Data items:
===============

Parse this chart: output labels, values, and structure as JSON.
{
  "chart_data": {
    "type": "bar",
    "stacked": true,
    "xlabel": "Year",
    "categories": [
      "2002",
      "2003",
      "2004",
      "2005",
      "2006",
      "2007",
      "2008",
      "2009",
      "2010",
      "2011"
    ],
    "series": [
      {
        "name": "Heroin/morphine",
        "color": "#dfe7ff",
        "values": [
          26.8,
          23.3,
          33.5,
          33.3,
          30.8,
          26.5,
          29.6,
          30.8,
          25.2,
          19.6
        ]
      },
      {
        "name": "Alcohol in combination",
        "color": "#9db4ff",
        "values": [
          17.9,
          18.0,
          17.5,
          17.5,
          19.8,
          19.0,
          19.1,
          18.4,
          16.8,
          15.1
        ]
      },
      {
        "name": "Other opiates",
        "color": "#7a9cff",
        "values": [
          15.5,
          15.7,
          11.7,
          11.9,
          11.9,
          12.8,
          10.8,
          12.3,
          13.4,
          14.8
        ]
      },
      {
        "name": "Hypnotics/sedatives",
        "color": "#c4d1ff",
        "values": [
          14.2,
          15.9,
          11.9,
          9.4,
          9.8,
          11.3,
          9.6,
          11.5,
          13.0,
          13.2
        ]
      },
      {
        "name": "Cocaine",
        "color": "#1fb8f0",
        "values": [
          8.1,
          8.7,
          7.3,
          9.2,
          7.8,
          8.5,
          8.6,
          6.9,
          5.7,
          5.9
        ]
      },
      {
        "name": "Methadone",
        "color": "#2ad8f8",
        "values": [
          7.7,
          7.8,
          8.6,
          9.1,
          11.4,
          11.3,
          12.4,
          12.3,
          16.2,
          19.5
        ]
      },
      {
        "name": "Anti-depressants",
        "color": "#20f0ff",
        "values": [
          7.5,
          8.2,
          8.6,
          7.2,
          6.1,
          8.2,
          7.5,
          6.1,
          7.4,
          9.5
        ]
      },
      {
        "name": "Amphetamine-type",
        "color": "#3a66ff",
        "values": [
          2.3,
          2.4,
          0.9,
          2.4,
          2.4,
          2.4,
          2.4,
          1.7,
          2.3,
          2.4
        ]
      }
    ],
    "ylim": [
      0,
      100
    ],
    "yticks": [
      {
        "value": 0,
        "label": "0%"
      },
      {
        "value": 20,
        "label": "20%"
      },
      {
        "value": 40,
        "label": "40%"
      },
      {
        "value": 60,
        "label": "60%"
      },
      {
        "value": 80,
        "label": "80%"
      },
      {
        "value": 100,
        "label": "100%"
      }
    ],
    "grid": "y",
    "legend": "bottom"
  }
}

===============

## Your task
Copy the material above back out, exactly as written.

## Full solution
Parse this chart: output labels, values, and structure as JSON.
{
  "chart_data": {
    "type": "bar",
    "stacked": true,
    "xlabel": "Year",
    "categories": [
      "2002",
      "2003",
      "2004",
      "2005",
      "2006",
      "2007",
      "2008",
      "2009",
      "2010",
      "2011"
    ],
    "series": [
      {
        "name": "Heroin/morphine",
        "color": "#dfe7ff",
        "values": [
          26.8,
          23.3,
          33.5,
          33.3,
          30.8,
          26.5,
          29.6,
          30.8,
          25.2,
          19.6
        ]
      },
      {
        "name": "Alcohol in combination",
        "color": "#9db4ff",
        "values": [
          17.9,
          18.0,
          17.5,
          17.5,
          19.8,
          19.0,
          19.1,
          18.4,
          16.8,
          15.1
        ]
      },
      {
        "name": "Other opiates",
        "color": "#7a9cff",
        "values": [
          15.5,
          15.7,
          11.7,
          11.9,
          11.9,
          12.8,
          10.8,
          12.3,
          13.4,
          14.8
        ]
      },
      {
        "name": "Hypnotics/sedatives",
        "color": "#c4d1ff",
        "values": [
          14.2,
          15.9,
          11.9,
          9.4,
          9.8,
          11.3,
          9.6,
          11.5,
          13.0,
          13.2
        ]
      },
      {
        "name": "Cocaine",
        "color": "#1fb8f0",
        "values": [
          8.1,
          8.7,
          7.3,
          9.2,
          7.8,
          8.5,
          8.6,
          6.9,
          5.7,
          5.9
        ]
      },
      {
        "name": "Methadone",
        "color": "#2ad8f8",
        "values": [
          7.7,
          7.8,
          8.6,
          9.1,
          11.4,
          11.3,
          12.4,
          12.3,
          16.2,
          19.5
        ]
      },
      {
        "name": "Anti-depressants",
        "color": "#20f0ff",
        "values": [
          7.5,
          8.2,
          8.6,
          7.2,
          6.1,
          8.2,
          7.5,
          6.1,
          7.4,
          9.5
        ]
      },
      {
        "name": "Amphetamine-type",
        "color": "#3a66ff",
        "values": [
          2.3,
          2.4,
          0.9,
          2.4,
          2.4,
          2.4,
          2.4,
          1.7,
          2.3,
          2.4
        ]
      }
    ],
    "ylim": [
      0,
      100
    ],
    "yticks": [
      {
        "value": 0,
        "label": "0%"
      },
      {
        "value": 20,
        "label": "20%"
      },
      {
        "value": 40,
        "label": "40%"
      },
      {
        "value": 60,
        "label": "60%"
      },
      {
        "value": 80,
        "label": "80%"
      },
      {
        "value": 100,
        "label": "100%"
      }
    ],
    "grid": "y",
    "legend": "bottom"
  }
}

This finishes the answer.